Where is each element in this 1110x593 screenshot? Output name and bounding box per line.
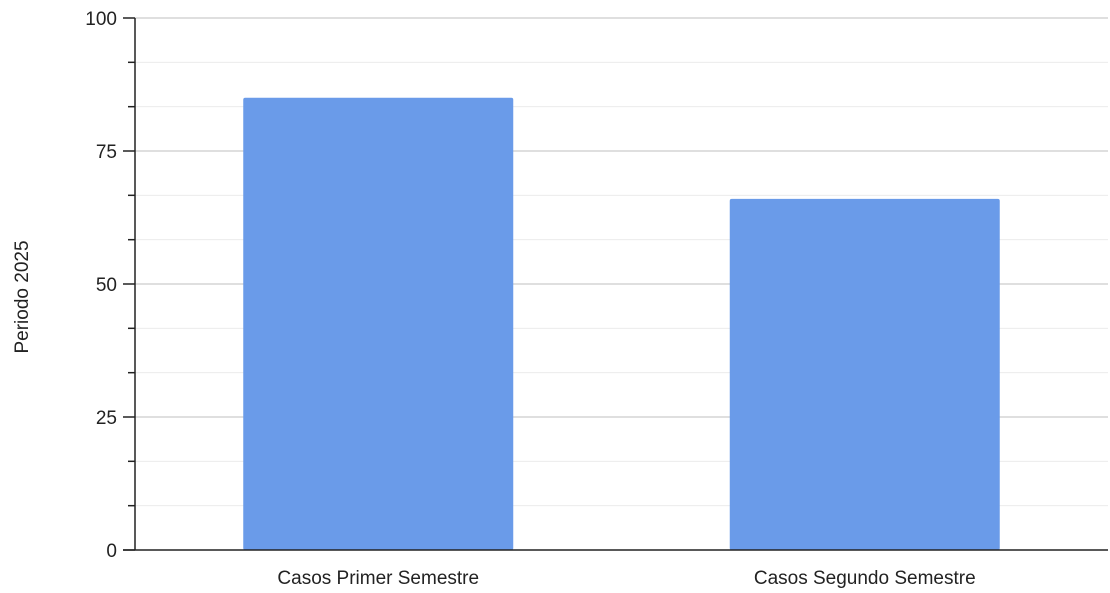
y-axis-ticks: 0 25 50 75 100 — [85, 9, 135, 562]
y-tick-label: 50 — [96, 275, 117, 296]
bar — [243, 97, 514, 551]
bar — [729, 198, 1000, 550]
y-tick-label: 25 — [96, 408, 117, 429]
y-axis-title: Periodo 2025 — [12, 240, 33, 353]
x-axis-labels: Casos Primer Semestre Casos Segundo Semes… — [277, 568, 975, 589]
y-tick-label: 100 — [85, 9, 117, 30]
y-tick-label: 0 — [106, 541, 117, 562]
bars — [243, 97, 1000, 551]
x-category-label: Casos Segundo Semestre — [754, 568, 976, 589]
y-tick-label: 75 — [96, 142, 117, 163]
x-category-label: Casos Primer Semestre — [277, 568, 479, 589]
════
Please copy the records above line for line, without changing anything, and leave out the pictures.

Where is each element in this 1110x593 screenshot? Output name and bounding box per line.
y-axis-ticks: 0 25 50 75 100 — [85, 9, 135, 562]
y-tick-label: 50 — [96, 275, 117, 296]
bar — [243, 97, 514, 551]
bar — [729, 198, 1000, 550]
y-tick-label: 25 — [96, 408, 117, 429]
y-axis-title: Periodo 2025 — [12, 240, 33, 353]
x-axis-labels: Casos Primer Semestre Casos Segundo Semes… — [277, 568, 975, 589]
y-tick-label: 100 — [85, 9, 117, 30]
y-tick-label: 0 — [106, 541, 117, 562]
bars — [243, 97, 1000, 551]
x-category-label: Casos Segundo Semestre — [754, 568, 976, 589]
y-tick-label: 75 — [96, 142, 117, 163]
x-category-label: Casos Primer Semestre — [277, 568, 479, 589]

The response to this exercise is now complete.